### Extracted material
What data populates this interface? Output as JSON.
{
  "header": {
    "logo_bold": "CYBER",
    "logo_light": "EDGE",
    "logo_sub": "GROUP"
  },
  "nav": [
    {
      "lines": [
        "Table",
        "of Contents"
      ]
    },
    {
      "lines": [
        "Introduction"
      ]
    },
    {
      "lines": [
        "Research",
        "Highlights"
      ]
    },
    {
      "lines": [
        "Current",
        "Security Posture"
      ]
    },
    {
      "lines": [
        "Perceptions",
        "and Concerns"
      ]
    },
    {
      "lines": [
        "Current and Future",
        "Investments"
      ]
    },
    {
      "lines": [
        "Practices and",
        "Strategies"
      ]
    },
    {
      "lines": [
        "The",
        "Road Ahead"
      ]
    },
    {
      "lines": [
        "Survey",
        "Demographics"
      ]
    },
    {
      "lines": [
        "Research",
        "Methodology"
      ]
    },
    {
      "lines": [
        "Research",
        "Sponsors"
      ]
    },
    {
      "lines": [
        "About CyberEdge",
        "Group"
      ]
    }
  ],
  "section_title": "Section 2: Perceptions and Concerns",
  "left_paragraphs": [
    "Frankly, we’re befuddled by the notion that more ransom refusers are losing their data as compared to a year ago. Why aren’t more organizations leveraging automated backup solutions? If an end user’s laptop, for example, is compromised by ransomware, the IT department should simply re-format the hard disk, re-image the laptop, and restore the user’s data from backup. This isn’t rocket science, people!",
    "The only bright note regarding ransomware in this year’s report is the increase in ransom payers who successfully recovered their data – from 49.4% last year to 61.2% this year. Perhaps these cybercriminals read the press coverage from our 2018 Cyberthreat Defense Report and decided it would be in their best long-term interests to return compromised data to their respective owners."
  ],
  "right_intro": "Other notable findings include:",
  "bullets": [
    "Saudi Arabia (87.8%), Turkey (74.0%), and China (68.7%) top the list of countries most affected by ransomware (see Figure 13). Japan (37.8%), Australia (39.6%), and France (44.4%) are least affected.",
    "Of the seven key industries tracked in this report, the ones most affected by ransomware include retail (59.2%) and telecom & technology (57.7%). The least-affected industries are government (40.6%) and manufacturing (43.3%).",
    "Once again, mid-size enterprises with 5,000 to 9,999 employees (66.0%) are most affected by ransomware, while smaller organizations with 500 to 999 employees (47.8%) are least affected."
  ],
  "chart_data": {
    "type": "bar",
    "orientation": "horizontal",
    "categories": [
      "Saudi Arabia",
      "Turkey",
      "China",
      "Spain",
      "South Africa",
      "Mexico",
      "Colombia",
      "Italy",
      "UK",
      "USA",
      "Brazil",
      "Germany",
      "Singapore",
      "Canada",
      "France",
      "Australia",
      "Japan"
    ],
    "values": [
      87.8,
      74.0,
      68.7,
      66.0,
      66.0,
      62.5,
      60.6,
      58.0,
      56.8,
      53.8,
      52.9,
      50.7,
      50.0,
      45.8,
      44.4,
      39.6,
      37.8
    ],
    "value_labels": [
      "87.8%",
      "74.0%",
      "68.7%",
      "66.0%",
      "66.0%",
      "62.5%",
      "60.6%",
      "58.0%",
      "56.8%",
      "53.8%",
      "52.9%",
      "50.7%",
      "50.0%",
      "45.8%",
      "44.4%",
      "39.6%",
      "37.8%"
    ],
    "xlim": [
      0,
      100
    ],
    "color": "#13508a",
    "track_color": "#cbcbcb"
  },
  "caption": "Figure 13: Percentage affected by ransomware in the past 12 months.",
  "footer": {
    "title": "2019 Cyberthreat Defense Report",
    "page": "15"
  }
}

### To do
Go through the entries above and count the lines containing the word "compromised"; give only that count.

### Exercise output
2